> _The task_: Pull out every line in the data that has the string "name" in it.
*** Given data
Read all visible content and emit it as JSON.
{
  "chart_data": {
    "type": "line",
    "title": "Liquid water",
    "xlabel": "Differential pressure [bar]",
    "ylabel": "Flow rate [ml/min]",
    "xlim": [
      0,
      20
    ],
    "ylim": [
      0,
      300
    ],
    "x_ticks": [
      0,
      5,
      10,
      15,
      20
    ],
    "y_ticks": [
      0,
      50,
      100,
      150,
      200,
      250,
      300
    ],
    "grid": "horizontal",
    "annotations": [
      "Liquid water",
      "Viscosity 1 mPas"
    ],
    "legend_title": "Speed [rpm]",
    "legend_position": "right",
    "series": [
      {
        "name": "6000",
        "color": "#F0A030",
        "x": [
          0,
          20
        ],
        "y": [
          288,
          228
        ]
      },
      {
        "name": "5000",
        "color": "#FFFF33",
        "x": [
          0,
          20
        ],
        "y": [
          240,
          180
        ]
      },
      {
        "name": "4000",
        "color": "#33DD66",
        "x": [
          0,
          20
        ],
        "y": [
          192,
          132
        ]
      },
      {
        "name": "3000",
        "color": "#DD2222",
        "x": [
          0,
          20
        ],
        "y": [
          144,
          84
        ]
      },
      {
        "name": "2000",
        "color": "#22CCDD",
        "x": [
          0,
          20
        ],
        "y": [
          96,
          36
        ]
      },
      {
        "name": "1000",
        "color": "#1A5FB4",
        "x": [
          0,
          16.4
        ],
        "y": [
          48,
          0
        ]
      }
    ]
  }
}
******
> _Answer to this task_:
        "name": "6000",
        "name": "5000",
        "name": "4000",
        "name": "3000",
        "name": "2000",
        "name": "1000",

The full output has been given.